En ces temps de soldes, grand moment de communion consumériste dans nos temples d’illusion, replongeons nous en d’autres lieux et d’autres temps, vers d’autres rêves. Ceux d’une génération qui se voyait faire la liquidation totale d’une vieille société pour solde de tout compte…
Né dans le chaudron du Tropicalisme en 1968, «Grande Liquidaçao» est le premier album de Tom Zé. Nous sommes dans les années 60, les militaires ont pris le pouvoir et mettent au pas la société brésilienne. En réaction le Tropicalisme s’affirme comme un vaste mouvement culturel qui trouvera un écho musical dans un pays, riche terroir musical.
Une jeunesse qui goûte peu l’air martial et le métronome des bottes militaires, lui préférant les sons du rock et du psychédélisme venus de lointains horizons où soufflent les vents de révoltes d’autres jeunesses. Tom Zé rejoint donc Gilberto Gil et Caetano Veloso, initiateurs de cette relecture du riche patrimoine musical brésilien.

* ITEMS FOURNIS *
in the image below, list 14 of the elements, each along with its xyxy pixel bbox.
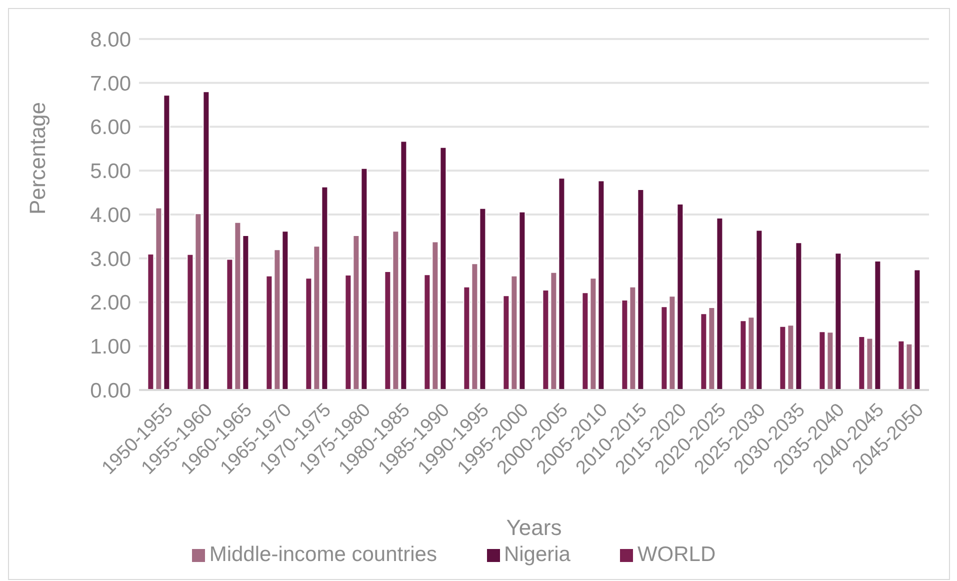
y-axis-title: Percentage <box>24 102 50 214</box>
legend-label: Nigeria <box>504 543 570 566</box>
y-tick-label: 2.00 <box>90 292 131 315</box>
y-tick-label: 1.00 <box>90 336 131 359</box>
y-tick-label: 6.00 <box>90 116 131 140</box>
y-tick-label: 8.00 <box>90 28 131 52</box>
legend-label: Middle-income countries <box>209 543 437 566</box>
y-tick-label: 5.00 <box>90 160 131 184</box>
y-tick-label: 4.00 <box>90 204 131 227</box>
x-axis-title: Years <box>506 515 562 540</box>
legend-label: WORLD <box>637 543 716 566</box>
y-tick-label: 7.00 <box>90 72 131 96</box>
y-tick-label: 0.00 <box>90 379 131 402</box>
y-tick-label: 3.00 <box>90 248 131 271</box>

* TÂCHES DEMANDÉES *
1. Reproduisez à l'identique le passage du texte présenté qui commence par « Une jeunesse qui » et se poursuit jusqu'à « patrimoine musical brésilien. ».
2. Répondez aux questions suivantes d'après le texte présenté.
(a) En quelle année est né l'album « Grande Liquidaçao » ?
(b) Quels sons la jeunesse préférait-elle à l'air martial ?
(c) Quels musiciens Tom Zé rejoint-il ?
Les items ne sont pas nécessaires pour ce travail.

* RÉSULTATS PAR TÂCHE *
1.
Une jeunesse qui goûte peu l’air martial et le métronome des bottes militaires, lui préférant les sons du rock et du psychédélisme venus de lointains horizons où soufflent les vents de révoltes d’autres jeunesses. Tom Zé rejoint donc Gilberto Gil et Caetano Veloso, initiateurs de cette relecture du riche patrimoine musical brésilien.

2.
(a) En 1968.
(b) Les sons du rock et du psychédélisme.
(c) Gilberto Gil et Caetano Veloso.